• [Given exercise]:
Pull out every one of the lines below and reproduce each one character for character, with no changes.
□ □ □ □ □
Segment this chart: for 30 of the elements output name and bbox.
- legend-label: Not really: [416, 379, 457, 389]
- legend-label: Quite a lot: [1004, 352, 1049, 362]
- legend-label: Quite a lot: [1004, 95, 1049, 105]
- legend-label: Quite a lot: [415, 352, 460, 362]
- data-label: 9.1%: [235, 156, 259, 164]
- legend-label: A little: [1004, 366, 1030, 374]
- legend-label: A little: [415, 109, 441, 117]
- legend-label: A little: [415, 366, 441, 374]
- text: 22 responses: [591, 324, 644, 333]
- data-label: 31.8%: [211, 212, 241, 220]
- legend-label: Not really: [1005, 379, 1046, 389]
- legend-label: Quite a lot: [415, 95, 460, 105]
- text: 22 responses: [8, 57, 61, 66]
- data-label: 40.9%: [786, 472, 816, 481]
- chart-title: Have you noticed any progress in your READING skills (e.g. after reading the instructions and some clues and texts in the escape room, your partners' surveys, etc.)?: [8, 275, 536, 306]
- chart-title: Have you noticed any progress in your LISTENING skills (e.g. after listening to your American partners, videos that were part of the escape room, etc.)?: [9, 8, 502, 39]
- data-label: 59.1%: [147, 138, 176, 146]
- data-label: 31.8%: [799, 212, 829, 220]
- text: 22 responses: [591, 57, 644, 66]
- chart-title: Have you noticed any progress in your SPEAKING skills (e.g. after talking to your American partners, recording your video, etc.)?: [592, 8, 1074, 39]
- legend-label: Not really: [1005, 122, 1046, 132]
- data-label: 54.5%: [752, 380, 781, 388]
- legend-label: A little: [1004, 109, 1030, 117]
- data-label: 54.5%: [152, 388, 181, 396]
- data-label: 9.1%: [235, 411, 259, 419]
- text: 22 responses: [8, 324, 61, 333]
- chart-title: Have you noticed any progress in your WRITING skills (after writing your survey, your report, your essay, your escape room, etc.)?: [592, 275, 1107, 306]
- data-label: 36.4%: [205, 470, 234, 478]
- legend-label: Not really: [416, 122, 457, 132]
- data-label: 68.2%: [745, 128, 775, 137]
□ □ □ □ □
• [Full response]:
Segment this chart: for 30 of the elements output name and bbox.
- legend-label: Not really: [416, 379, 457, 389]
- legend-label: Quite a lot: [1004, 352, 1049, 362]
- legend-label: Quite a lot: [1004, 95, 1049, 105]
- legend-label: Quite a lot: [415, 352, 460, 362]
- data-label: 9.1%: [235, 156, 259, 164]
- legend-label: A little: [1004, 366, 1030, 374]
- legend-label: A little: [415, 109, 441, 117]
- legend-label: A little: [415, 366, 441, 374]
- text: 22 responses: [591, 324, 644, 333]
- data-label: 31.8%: [211, 212, 241, 220]
- legend-label: Not really: [1005, 379, 1046, 389]
- legend-label: Quite a lot: [415, 95, 460, 105]
- text: 22 responses: [8, 57, 61, 66]
- data-label: 40.9%: [786, 472, 816, 481]
- chart-title: Have you noticed any progress in your READING skills (e.g. after reading the instructions and some clues and texts in the escape room, your partners' surveys, etc.)?: [8, 275, 536, 306]
- chart-title: Have you noticed any progress in your LISTENING skills (e.g. after listening to your American partners, videos that were part of the escape room, etc.)?: [9, 8, 502, 39]
- data-label: 59.1%: [147, 138, 176, 146]
- data-label: 31.8%: [799, 212, 829, 220]
- text: 22 responses: [591, 57, 644, 66]
- chart-title: Have you noticed any progress in your SPEAKING skills (e.g. after talking to your American partners, recording your video, etc.)?: [592, 8, 1074, 39]
- legend-label: Not really: [1005, 122, 1046, 132]
- data-label: 54.5%: [752, 380, 781, 388]
- legend-label: A little: [1004, 109, 1030, 117]
- data-label: 54.5%: [152, 388, 181, 396]
- data-label: 9.1%: [235, 411, 259, 419]
- text: 22 responses: [8, 324, 61, 333]
- chart-title: Have you noticed any progress in your WRITING skills (after writing your survey, your report, your essay, your escape room, etc.)?: [592, 275, 1107, 306]
- data-label: 36.4%: [205, 470, 234, 478]
- legend-label: Not really: [416, 122, 457, 132]
- data-label: 68.2%: [745, 128, 775, 137]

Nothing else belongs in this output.